— Begin Extract to read —

Lourdes Monteagudo was once a poor immigrant attending the Chicago Public Schools. She later taught for eight years in the schools. Three of her children attend the public schools. Today she is principal of the New Sabin Magnet School. On April 26 she advocated overhaul of the system when Chicago school reform arrived in Springfield.

Monteagudo stood in the well of the Illinois Senate and argued her case. "I come before you as a first hand inside witness to the many atrocities that plague our schools," she told the Senate Elementary and Secondary Education Committee. Then she enumerated atrocities:

"I have seen parents ignored, insulted, or frankly pushed out of schools because they're asking questions that no one wants to answer. . . ."

"I have witnessed the manipulation of budgets and the backroom deals among friends. . . ."

"I have seen incompetent people be promoted because they belong to the right cliques. . . ."

"I have seen young teachers punished for questioning unsound practices. I have also seen these good teachers leave the system because they cannot take the frustration and isolation to which they are subjected. . . ."

"Most of all I have seen bright eyed and bushy tailed children turned into zombies, emotionally scarred for life by teachers, principals, rules and programs that are worthless. . . ."

Chicago school reform had, as all knew it must, come to the Capitol. It was the next step in a process begun 18 months before by Mayor Harold Washington, who convened the education summit to address growing awareness of the schools' failures. A 19-day teachers' strike last fall outraged and mobilized parents. Then U.S. Secretary of Education William Bennett called Chicago schools the country's worst. Parents and business people were mad and demanded improvement. And politicians promised change.

The Senate Elementary and Secondary Education Committee spent seven hours listening to Monteagudo and others testify on a package of Chicago school reform bills. Chicago Mayor Eugene Sawyer was the main attraction, an appearance that drew five television cameras to the Senate galleries and House Speaker Michael J. Madigan to the Senate floor. Sawyer claimed the problems had existed for years and promised in the 1988-89 school year to:

  • Shorten terms of school board members from five to three years and increase the board from 11 to 13 members.
  • Cut by 5 percent noninstructional central administration expenses.
  • Put the the general superintendent of schools and school principals on performance contracts.
  • Shorten the time period for removal of incompetent teachers and principals.
  • Create local school bodies made up of parents, teachers, administrators and the local community to set goals, make budgets and help run schools.
  • Appoint a blue ribbon panel to examine distribution of funds and look for new money.
  • Name a watchdog agency to monitor reform and report to the public.

June 1988 | Illinois Issues | 10


And the mayor said that education reform will require more money, although he did not have a figure yet.

— End Extract to read —
— Begin Recorded data —

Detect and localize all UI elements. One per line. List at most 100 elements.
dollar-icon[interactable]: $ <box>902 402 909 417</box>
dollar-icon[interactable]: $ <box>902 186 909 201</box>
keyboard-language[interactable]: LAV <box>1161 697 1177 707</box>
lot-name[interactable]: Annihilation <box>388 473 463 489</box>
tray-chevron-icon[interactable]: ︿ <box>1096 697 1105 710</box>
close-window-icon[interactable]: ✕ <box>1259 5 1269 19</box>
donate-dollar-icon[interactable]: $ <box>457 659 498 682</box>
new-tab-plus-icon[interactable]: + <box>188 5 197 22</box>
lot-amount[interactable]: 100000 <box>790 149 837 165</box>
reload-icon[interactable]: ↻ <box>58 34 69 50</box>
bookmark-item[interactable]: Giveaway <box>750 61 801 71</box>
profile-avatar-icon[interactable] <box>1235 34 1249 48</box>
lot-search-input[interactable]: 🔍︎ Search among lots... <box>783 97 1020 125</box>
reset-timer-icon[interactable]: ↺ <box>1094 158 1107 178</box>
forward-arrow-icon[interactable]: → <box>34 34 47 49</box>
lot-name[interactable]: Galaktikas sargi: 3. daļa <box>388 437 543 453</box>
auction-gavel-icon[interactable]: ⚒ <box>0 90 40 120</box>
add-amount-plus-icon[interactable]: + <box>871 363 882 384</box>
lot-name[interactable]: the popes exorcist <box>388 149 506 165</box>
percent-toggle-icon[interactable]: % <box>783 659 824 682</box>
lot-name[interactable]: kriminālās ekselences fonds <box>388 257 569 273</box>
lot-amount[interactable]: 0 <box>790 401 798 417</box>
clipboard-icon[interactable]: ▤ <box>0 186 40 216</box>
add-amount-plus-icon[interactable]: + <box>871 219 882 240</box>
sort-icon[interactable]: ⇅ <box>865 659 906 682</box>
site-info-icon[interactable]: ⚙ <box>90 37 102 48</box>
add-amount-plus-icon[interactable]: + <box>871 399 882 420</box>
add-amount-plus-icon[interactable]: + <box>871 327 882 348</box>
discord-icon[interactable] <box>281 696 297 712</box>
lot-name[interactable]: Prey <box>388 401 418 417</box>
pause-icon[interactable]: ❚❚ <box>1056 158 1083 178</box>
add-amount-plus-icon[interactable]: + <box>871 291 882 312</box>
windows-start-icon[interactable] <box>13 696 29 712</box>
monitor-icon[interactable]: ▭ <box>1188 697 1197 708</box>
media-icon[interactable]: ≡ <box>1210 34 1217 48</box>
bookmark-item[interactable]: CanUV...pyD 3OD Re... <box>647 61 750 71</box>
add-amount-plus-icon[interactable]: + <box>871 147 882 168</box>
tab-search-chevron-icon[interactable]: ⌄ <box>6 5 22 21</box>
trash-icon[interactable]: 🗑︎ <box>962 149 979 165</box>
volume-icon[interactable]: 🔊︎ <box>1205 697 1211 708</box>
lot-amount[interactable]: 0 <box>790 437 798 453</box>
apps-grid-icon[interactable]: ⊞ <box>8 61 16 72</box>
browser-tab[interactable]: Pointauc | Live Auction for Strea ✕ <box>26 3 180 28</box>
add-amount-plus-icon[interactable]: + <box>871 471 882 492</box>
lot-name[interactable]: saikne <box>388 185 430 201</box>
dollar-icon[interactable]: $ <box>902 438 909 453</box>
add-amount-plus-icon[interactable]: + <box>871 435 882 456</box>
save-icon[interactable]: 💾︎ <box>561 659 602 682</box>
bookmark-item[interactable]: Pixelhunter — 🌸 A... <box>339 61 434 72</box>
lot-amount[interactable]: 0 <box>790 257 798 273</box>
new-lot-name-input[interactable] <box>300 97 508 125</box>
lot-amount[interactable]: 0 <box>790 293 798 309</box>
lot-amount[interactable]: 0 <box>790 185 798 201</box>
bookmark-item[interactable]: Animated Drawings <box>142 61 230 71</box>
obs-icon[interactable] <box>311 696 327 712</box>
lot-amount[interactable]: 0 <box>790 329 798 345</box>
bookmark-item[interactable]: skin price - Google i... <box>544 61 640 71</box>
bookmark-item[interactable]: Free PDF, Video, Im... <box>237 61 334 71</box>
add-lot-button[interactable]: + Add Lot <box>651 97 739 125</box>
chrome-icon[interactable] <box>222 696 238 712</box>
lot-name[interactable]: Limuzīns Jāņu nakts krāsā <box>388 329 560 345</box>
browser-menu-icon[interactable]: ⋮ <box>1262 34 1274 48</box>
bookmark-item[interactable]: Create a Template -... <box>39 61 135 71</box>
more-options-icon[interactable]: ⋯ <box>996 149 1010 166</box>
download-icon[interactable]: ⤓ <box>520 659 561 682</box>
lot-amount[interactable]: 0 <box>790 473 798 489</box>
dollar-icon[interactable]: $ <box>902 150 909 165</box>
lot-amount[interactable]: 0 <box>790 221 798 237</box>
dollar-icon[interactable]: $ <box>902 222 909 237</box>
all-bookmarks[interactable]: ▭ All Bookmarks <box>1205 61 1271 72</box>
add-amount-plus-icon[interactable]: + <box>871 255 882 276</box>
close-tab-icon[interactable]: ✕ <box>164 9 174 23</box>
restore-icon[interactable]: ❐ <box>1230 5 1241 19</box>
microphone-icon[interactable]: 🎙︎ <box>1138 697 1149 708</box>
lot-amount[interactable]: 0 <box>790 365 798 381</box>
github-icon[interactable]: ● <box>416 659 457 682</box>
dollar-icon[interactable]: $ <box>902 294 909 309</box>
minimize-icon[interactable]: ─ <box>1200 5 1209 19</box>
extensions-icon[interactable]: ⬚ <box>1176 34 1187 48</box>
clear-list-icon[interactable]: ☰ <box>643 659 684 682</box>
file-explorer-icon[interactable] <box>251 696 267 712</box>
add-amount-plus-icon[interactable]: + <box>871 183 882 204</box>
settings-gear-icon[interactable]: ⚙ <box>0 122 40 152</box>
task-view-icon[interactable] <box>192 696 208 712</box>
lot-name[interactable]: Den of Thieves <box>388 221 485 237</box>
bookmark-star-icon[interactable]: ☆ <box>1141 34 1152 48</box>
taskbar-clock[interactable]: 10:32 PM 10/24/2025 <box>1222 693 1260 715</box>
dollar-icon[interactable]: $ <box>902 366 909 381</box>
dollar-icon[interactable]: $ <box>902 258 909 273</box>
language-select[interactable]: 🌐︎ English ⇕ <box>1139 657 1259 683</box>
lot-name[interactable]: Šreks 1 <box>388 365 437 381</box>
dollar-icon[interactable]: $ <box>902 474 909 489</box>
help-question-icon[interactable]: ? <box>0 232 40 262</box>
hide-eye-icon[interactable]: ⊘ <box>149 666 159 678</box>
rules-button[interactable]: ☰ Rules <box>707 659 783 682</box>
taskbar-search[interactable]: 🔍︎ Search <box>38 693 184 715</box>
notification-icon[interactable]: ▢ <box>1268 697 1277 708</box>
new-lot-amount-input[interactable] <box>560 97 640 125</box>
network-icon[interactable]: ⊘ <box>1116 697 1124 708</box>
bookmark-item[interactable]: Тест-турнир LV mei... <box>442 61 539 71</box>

— End Recorded data —

> Work to complete
Rewrite the Chicago school reform article between "The Senate Elementary and Secondary Education Committee spent" and "teachers and principals.", inclusive, replacing "incompetent" with "ineffective" throughout. The records have no connection to the Chicago school reform article.

> Reply to the task
The Senate Elementary and Secondary Education Committee spent seven hours listening to Monteagudo and others testify on a package of Chicago school reform bills. Chicago Mayor Eugene Sawyer was the main attraction, an appearance that drew five television cameras to the Senate galleries and House Speaker Michael J. Madigan to the Senate floor. Sawyer claimed the problems had existed for years and promised in the 1988-89 school year to:

  • Shorten terms of school board members from five to three years and increase the board from 11 to 13 members.
  • Cut by 5 percent noninstructional central administration expenses.
  • Put the the general superintendent of schools and school principals on performance contracts.
  • Shorten the time period for removal of ineffective teachers and principals.